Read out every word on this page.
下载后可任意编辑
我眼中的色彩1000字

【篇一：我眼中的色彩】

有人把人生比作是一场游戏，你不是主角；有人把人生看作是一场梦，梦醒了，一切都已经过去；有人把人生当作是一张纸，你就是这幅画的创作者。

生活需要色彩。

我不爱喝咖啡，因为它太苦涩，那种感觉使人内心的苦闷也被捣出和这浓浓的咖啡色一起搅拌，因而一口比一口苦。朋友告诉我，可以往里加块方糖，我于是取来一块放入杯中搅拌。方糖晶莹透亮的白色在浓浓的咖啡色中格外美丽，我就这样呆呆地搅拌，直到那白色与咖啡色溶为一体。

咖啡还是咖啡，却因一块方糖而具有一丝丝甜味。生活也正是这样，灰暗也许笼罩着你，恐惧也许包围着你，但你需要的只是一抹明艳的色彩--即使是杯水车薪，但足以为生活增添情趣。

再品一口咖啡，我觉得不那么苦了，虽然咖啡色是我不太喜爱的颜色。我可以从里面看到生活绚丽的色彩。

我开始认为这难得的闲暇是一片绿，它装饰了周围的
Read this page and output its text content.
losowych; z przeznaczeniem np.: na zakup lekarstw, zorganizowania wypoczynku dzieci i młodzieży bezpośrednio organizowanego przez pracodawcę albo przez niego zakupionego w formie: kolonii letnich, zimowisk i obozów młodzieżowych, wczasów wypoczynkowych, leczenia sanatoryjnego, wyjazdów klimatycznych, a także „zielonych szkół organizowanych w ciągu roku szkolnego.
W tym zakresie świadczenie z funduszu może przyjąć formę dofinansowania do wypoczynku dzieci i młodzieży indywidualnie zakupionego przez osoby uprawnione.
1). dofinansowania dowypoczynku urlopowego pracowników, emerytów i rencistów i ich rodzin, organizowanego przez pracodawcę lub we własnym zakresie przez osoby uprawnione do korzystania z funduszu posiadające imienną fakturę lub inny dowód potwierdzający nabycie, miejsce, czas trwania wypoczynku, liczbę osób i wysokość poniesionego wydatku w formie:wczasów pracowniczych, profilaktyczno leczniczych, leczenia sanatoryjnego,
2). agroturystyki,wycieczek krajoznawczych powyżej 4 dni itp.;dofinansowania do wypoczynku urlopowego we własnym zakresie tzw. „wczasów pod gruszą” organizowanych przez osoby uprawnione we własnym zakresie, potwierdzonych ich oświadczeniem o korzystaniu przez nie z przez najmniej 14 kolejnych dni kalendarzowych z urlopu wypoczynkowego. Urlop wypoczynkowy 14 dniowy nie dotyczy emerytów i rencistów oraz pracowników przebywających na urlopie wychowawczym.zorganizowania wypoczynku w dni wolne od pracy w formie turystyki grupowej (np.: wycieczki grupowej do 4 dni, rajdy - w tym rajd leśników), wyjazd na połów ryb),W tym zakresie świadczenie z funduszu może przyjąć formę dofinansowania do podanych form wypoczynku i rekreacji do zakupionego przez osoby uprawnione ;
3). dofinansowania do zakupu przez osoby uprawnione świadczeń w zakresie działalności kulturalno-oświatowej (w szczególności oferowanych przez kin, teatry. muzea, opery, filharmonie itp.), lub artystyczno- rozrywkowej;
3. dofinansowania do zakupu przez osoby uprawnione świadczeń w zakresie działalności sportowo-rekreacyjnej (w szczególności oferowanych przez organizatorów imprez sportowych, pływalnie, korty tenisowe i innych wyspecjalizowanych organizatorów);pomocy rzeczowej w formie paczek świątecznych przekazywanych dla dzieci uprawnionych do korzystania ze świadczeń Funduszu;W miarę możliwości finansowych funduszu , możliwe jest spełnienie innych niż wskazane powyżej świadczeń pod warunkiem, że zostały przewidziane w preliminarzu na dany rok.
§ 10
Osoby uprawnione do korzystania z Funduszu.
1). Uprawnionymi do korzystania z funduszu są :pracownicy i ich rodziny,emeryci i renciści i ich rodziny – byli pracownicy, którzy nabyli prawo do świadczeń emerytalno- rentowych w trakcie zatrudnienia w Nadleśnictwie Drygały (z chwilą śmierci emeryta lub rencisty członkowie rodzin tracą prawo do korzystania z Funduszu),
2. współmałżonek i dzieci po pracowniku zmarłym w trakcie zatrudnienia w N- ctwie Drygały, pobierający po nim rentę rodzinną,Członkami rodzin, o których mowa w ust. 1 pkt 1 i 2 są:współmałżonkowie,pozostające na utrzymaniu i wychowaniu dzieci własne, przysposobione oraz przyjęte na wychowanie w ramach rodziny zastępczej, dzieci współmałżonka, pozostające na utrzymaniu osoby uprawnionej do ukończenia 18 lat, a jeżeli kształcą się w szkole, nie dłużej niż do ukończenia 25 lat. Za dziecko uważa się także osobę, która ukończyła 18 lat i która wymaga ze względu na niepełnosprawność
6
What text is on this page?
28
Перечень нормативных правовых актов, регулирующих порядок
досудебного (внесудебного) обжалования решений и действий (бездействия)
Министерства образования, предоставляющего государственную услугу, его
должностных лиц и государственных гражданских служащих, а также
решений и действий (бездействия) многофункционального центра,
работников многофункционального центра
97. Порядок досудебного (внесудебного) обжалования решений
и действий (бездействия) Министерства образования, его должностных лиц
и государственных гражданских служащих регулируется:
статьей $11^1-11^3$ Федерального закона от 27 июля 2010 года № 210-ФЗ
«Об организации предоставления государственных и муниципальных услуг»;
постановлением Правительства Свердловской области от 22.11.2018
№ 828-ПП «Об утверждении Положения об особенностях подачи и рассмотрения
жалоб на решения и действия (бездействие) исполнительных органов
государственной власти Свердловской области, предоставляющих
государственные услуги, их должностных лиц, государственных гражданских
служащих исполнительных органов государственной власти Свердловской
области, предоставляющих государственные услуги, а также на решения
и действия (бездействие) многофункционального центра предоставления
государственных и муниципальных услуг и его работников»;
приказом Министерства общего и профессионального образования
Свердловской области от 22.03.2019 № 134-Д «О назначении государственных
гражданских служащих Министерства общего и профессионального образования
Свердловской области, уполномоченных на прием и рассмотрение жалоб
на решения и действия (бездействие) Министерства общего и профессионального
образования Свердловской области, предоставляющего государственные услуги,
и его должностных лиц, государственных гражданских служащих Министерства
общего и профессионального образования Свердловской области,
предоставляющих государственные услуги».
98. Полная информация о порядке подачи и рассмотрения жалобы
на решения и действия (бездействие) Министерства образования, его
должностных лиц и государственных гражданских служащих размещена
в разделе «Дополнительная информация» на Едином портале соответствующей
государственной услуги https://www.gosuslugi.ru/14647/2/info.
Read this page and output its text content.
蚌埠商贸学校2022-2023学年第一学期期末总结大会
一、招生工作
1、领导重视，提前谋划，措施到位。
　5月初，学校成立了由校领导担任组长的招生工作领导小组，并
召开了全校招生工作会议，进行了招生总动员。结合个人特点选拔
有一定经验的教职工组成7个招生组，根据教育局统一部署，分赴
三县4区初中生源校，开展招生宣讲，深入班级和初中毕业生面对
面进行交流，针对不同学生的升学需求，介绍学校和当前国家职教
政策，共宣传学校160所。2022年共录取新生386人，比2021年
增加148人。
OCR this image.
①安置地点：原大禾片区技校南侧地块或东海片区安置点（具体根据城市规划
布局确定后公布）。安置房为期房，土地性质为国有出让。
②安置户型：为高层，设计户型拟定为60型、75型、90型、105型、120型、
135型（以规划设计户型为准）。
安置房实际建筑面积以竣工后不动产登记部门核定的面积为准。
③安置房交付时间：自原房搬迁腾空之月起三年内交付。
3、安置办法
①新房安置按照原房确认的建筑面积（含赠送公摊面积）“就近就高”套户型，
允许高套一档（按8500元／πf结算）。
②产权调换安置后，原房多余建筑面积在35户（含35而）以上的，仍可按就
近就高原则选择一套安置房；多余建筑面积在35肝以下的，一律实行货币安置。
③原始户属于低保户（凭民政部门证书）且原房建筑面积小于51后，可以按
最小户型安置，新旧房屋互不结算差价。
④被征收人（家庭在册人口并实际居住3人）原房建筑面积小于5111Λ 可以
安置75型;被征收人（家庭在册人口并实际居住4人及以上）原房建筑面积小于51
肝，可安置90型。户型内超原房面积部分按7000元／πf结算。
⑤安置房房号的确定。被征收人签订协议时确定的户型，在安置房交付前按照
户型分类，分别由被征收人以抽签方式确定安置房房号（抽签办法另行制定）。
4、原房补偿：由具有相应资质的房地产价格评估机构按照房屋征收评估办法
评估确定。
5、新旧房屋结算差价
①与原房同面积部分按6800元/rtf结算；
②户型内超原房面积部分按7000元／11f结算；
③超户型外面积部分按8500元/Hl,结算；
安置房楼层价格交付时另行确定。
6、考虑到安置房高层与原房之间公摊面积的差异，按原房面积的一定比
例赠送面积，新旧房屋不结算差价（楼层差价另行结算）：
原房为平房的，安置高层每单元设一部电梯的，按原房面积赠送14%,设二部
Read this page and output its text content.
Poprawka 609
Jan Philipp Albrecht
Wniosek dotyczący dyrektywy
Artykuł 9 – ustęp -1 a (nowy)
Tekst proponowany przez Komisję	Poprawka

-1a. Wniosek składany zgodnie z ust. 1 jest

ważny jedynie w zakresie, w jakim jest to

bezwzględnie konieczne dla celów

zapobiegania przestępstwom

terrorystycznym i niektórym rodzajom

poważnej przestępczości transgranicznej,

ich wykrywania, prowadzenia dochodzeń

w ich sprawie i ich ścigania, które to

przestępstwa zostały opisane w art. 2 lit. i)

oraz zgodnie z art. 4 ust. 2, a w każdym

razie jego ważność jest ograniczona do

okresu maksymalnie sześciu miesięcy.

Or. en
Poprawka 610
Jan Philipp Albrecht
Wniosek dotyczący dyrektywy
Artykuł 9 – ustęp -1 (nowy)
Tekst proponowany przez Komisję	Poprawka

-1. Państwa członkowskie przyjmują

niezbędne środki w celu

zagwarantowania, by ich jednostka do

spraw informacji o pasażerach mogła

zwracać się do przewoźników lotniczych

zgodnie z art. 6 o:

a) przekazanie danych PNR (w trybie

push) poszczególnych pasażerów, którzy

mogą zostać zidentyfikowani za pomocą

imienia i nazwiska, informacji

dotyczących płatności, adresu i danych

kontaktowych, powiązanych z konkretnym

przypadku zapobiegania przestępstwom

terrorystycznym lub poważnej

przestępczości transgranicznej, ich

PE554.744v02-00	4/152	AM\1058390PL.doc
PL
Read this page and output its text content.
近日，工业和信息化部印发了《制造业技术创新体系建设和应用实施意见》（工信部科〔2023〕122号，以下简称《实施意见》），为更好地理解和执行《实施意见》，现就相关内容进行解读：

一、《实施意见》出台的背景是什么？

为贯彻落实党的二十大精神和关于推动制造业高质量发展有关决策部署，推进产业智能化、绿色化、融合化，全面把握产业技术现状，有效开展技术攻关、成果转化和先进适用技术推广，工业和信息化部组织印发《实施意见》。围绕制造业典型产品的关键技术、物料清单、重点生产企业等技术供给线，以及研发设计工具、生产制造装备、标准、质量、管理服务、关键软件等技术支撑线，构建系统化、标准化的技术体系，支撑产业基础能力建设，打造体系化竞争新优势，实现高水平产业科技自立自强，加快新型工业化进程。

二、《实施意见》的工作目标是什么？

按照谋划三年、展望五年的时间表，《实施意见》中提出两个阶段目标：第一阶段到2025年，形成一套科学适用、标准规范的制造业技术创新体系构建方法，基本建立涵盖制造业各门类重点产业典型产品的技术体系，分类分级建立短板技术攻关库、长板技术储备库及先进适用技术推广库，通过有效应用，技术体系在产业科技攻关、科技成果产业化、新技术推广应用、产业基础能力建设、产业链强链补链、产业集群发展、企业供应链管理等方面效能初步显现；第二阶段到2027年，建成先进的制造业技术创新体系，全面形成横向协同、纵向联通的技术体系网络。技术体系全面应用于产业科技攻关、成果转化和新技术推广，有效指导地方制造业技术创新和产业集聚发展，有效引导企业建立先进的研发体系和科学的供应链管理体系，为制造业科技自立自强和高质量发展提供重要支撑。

....................

*Prompt*
Gather each line of the listing containing the word "профессионального" and show it.

*Completed exercise*
приказом Министерства общего и профессионального образования
гражданских служащих Министерства общего и профессионального образования
на решения и действия (бездействие) Министерства общего и профессионального
общего и профессионального образования Свердловской области,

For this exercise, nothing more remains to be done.